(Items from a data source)
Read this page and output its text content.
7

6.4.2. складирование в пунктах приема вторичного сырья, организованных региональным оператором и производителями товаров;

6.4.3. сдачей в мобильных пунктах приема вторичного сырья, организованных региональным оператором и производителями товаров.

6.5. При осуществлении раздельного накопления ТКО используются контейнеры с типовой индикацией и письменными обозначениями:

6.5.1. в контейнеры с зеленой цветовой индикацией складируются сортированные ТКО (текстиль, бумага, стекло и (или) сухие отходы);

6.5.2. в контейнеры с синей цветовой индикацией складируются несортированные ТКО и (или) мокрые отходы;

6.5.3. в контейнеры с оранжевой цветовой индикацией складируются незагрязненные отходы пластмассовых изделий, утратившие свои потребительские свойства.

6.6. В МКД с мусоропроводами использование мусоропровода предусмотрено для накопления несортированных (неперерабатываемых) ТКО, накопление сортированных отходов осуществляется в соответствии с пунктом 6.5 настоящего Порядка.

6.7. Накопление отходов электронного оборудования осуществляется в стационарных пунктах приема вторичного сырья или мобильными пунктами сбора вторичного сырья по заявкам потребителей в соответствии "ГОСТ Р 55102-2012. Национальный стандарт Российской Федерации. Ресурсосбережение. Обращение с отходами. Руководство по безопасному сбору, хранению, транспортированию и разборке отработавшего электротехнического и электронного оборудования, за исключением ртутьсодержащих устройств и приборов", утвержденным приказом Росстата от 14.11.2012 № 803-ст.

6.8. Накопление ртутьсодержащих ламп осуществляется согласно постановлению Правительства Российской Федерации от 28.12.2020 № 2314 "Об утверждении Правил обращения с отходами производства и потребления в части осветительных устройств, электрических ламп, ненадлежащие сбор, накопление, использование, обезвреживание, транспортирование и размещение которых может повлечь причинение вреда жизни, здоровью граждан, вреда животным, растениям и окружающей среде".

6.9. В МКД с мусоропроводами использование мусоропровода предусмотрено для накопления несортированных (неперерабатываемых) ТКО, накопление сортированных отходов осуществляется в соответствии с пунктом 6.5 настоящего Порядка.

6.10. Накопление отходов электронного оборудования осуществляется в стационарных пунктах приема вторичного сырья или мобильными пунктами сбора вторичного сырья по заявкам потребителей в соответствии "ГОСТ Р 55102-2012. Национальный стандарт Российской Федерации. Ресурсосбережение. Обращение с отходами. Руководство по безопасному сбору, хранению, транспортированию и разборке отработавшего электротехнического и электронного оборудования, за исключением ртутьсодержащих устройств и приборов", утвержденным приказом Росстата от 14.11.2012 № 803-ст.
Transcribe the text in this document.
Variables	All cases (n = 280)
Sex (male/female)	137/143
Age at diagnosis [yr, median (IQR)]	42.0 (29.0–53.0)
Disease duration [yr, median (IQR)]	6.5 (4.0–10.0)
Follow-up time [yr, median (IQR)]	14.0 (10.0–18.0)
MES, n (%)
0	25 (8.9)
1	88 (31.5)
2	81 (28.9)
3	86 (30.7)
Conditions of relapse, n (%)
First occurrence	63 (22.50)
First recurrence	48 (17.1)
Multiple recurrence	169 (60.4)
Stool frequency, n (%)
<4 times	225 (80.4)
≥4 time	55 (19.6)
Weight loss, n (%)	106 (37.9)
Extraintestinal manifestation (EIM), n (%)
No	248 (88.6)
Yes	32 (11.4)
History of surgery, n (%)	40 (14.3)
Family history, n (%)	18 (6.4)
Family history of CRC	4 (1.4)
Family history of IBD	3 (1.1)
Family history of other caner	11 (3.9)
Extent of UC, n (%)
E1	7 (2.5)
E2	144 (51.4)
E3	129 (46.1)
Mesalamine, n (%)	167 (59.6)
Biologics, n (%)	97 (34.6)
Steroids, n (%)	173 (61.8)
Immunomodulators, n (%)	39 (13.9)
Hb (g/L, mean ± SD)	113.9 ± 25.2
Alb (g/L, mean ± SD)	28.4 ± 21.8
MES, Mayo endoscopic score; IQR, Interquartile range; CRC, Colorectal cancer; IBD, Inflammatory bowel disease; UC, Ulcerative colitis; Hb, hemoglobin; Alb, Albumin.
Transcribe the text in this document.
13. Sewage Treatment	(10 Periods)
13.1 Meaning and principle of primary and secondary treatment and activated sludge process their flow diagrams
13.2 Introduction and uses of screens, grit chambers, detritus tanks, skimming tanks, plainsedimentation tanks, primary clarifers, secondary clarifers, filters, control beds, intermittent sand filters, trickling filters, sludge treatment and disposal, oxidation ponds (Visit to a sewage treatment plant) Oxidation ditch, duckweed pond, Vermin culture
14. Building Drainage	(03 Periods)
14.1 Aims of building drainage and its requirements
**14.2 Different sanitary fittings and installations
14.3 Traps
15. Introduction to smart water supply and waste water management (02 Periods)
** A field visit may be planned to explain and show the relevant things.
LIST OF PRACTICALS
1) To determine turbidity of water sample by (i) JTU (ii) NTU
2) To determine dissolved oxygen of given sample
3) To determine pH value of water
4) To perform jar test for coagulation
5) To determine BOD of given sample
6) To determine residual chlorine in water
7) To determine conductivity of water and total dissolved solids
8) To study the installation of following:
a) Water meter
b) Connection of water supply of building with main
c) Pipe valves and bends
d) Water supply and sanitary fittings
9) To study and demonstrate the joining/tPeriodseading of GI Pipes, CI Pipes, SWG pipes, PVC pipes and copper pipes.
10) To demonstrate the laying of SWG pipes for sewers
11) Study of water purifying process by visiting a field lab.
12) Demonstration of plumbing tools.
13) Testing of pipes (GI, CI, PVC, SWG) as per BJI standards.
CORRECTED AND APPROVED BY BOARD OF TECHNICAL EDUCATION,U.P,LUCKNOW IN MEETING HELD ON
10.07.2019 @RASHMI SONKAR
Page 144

▶ **What you need to do**
Print all the data exactly.

▶ **Answer to the exercise**
Read this page and output its text content.
7

6.4.2. складирование в пунктах приема вторичного сырья, организованных региональным оператором и производителями товаров;

6.4.3. сдачей в мобильных пунктах приема вторичного сырья, организованных региональным оператором и производителями товаров.

6.5. При осуществлении раздельного накопления ТКО используются контейнеры с типовой индикацией и письменными обозначениями:

6.5.1. в контейнеры с зеленой цветовой индикацией складируются сортированные ТКО (текстиль, бумага, стекло и (или) сухие отходы);

6.5.2. в контейнеры с синей цветовой индикацией складируются несортированные ТКО и (или) мокрые отходы;

6.5.3. в контейнеры с оранжевой цветовой индикацией складируются незагрязненные отходы пластмассовых изделий, утратившие свои потребительские свойства.

6.6. В МКД с мусоропроводами использование мусоропровода предусмотрено для накопления несортированных (неперерабатываемых) ТКО, накопление сортированных отходов осуществляется в соответствии с пунктом 6.5 настоящего Порядка.

6.7. Накопление отходов электронного оборудования осуществляется в стационарных пунктах приема вторичного сырья или мобильными пунктами сбора вторичного сырья по заявкам потребителей в соответствии "ГОСТ Р 55102-2012. Национальный стандарт Российской Федерации. Ресурсосбережение. Обращение с отходами. Руководство по безопасному сбору, хранению, транспортированию и разборке отработавшего электротехнического и электронного оборудования, за исключением ртутьсодержащих устройств и приборов", утвержденным приказом Росстата от 14.11.2012 № 803-ст.

6.8. Накопление ртутьсодержащих ламп осуществляется согласно постановлению Правительства Российской Федерации от 28.12.2020 № 2314 "Об утверждении Правил обращения с отходами производства и потребления в части осветительных устройств, электрических ламп, ненадлежащие сбор, накопление, использование, обезвреживание, транспортирование и размещение которых может повлечь причинение вреда жизни, здоровью граждан, вреда животным, растениям и окружающей среде".

6.9. В МКД с мусоропроводами использование мусоропровода предусмотрено для накопления несортированных (неперерабатываемых) ТКО, накопление сортированных отходов осуществляется в соответствии с пунктом 6.5 настоящего Порядка.

6.10. Накопление отходов электронного оборудования осуществляется в стационарных пунктах приема вторичного сырья или мобильными пунктами сбора вторичного сырья по заявкам потребителей в соответствии "ГОСТ Р 55102-2012. Национальный стандарт Российской Федерации. Ресурсосбережение. Обращение с отходами. Руководство по безопасному сбору, хранению, транспортированию и разборке отработавшего электротехнического и электронного оборудования, за исключением ртутьсодержащих устройств и приборов", утвержденным приказом Росстата от 14.11.2012 № 803-ст.
Transcribe the text in this document.
Variables	All cases (n = 280)
Sex (male/female)	137/143
Age at diagnosis [yr, median (IQR)]	42.0 (29.0–53.0)
Disease duration [yr, median (IQR)]	6.5 (4.0–10.0)
Follow-up time [yr, median (IQR)]	14.0 (10.0–18.0)
MES, n (%)
0	25 (8.9)
1	88 (31.5)
2	81 (28.9)
3	86 (30.7)
Conditions of relapse, n (%)
First occurrence	63 (22.50)
First recurrence	48 (17.1)
Multiple recurrence	169 (60.4)
Stool frequency, n (%)
<4 times	225 (80.4)
≥4 time	55 (19.6)
Weight loss, n (%)	106 (37.9)
Extraintestinal manifestation (EIM), n (%)
No	248 (88.6)
Yes	32 (11.4)
History of surgery, n (%)	40 (14.3)
Family history, n (%)	18 (6.4)
Family history of CRC	4 (1.4)
Family history of IBD	3 (1.1)
Family history of other caner	11 (3.9)
Extent of UC, n (%)
E1	7 (2.5)
E2	144 (51.4)
E3	129 (46.1)
Mesalamine, n (%)	167 (59.6)
Biologics, n (%)	97 (34.6)
Steroids, n (%)	173 (61.8)
Immunomodulators, n (%)	39 (13.9)
Hb (g/L, mean ± SD)	113.9 ± 25.2
Alb (g/L, mean ± SD)	28.4 ± 21.8
MES, Mayo endoscopic score; IQR, Interquartile range; CRC, Colorectal cancer; IBD, Inflammatory bowel disease; UC, Ulcerative colitis; Hb, hemoglobin; Alb, Albumin.
Transcribe the text in this document.
13. Sewage Treatment	(10 Periods)
13.1 Meaning and principle of primary and secondary treatment and activated sludge process their flow diagrams
13.2 Introduction and uses of screens, grit chambers, detritus tanks, skimming tanks, plainsedimentation tanks, primary clarifers, secondary clarifers, filters, control beds, intermittent sand filters, trickling filters, sludge treatment and disposal, oxidation ponds (Visit to a sewage treatment plant) Oxidation ditch, duckweed pond, Vermin culture
14. Building Drainage	(03 Periods)
14.1 Aims of building drainage and its requirements
**14.2 Different sanitary fittings and installations
14.3 Traps
15. Introduction to smart water supply and waste water management (02 Periods)
** A field visit may be planned to explain and show the relevant things.
LIST OF PRACTICALS
1) To determine turbidity of water sample by (i) JTU (ii) NTU
2) To determine dissolved oxygen of given sample
3) To determine pH value of water
4) To perform jar test for coagulation
5) To determine BOD of given sample
6) To determine residual chlorine in water
7) To determine conductivity of water and total dissolved solids
8) To study the installation of following:
a) Water meter
b) Connection of water supply of building with main
c) Pipe valves and bends
d) Water supply and sanitary fittings
9) To study and demonstrate the joining/tPeriodseading of GI Pipes, CI Pipes, SWG pipes, PVC pipes and copper pipes.
10) To demonstrate the laying of SWG pipes for sewers
11) Study of water purifying process by visiting a field lab.
12) Demonstration of plumbing tools.
13) Testing of pipes (GI, CI, PVC, SWG) as per BJI standards.
CORRECTED AND APPROVED BY BOARD OF TECHNICAL EDUCATION,U.P,LUCKNOW IN MEETING HELD ON
10.07.2019 @RASHMI SONKAR
Page 144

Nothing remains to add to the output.